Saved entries
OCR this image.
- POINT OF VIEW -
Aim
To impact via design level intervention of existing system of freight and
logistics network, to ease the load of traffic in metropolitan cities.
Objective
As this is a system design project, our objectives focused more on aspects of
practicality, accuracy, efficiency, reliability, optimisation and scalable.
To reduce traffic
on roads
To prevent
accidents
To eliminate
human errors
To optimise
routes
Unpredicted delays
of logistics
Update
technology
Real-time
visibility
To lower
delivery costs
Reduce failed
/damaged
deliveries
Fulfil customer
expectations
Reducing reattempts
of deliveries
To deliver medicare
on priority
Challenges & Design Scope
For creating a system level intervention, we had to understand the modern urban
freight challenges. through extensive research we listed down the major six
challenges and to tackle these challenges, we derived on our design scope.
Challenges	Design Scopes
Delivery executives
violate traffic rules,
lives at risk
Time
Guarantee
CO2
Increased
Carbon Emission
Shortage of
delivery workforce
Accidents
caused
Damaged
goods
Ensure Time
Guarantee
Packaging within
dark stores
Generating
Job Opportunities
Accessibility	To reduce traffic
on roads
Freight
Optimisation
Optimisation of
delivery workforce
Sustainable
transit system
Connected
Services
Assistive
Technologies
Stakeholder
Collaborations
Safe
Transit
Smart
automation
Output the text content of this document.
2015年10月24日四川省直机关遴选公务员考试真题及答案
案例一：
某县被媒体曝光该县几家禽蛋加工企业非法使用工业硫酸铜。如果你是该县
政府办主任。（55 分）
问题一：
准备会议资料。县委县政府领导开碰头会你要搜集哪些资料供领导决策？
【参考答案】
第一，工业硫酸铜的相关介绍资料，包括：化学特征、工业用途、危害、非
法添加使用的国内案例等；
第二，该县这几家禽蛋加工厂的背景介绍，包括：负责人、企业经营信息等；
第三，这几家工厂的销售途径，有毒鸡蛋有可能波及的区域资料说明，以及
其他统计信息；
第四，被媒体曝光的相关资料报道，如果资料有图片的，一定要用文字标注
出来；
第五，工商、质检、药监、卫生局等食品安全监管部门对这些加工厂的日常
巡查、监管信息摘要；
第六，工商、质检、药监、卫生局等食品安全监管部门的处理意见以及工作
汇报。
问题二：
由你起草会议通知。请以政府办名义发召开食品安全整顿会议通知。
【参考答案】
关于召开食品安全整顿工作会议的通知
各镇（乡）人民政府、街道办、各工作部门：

**EXERCISE TASK**
Give the entries once more, exactly as they appear.

**FINISHED ANSWER**
OCR this image.
- POINT OF VIEW -
Aim
To impact via design level intervention of existing system of freight and
logistics network, to ease the load of traffic in metropolitan cities.
Objective
As this is a system design project, our objectives focused more on aspects of
practicality, accuracy, efficiency, reliability, optimisation and scalable.
To reduce traffic
on roads
To prevent
accidents
To eliminate
human errors
To optimise
routes
Unpredicted delays
of logistics
Update
technology
Real-time
visibility
To lower
delivery costs
Reduce failed
/damaged
deliveries
Fulfil customer
expectations
Reducing reattempts
of deliveries
To deliver medicare
on priority
Challenges & Design Scope
For creating a system level intervention, we had to understand the modern urban
freight challenges. through extensive research we listed down the major six
challenges and to tackle these challenges, we derived on our design scope.
Challenges	Design Scopes
Delivery executives
violate traffic rules,
lives at risk
Time
Guarantee
CO2
Increased
Carbon Emission
Shortage of
delivery workforce
Accidents
caused
Damaged
goods
Ensure Time
Guarantee
Packaging within
dark stores
Generating
Job Opportunities
Accessibility	To reduce traffic
on roads
Freight
Optimisation
Optimisation of
delivery workforce
Sustainable
transit system
Connected
Services
Assistive
Technologies
Stakeholder
Collaborations
Safe
Transit
Smart
automation
Output the text content of this document.
2015年10月24日四川省直机关遴选公务员考试真题及答案
案例一：
某县被媒体曝光该县几家禽蛋加工企业非法使用工业硫酸铜。如果你是该县
政府办主任。（55 分）
问题一：
准备会议资料。县委县政府领导开碰头会你要搜集哪些资料供领导决策？
【参考答案】
第一，工业硫酸铜的相关介绍资料，包括：化学特征、工业用途、危害、非
法添加使用的国内案例等；
第二，该县这几家禽蛋加工厂的背景介绍，包括：负责人、企业经营信息等；
第三，这几家工厂的销售途径，有毒鸡蛋有可能波及的区域资料说明，以及
其他统计信息；
第四，被媒体曝光的相关资料报道，如果资料有图片的，一定要用文字标注
出来；
第五，工商、质检、药监、卫生局等食品安全监管部门对这些加工厂的日常
巡查、监管信息摘要；
第六，工商、质检、药监、卫生局等食品安全监管部门的处理意见以及工作
汇报。
问题二：
由你起草会议通知。请以政府办名义发召开食品安全整顿会议通知。
【参考答案】
关于召开食品安全整顿工作会议的通知
各镇（乡）人民政府、街道办、各工作部门：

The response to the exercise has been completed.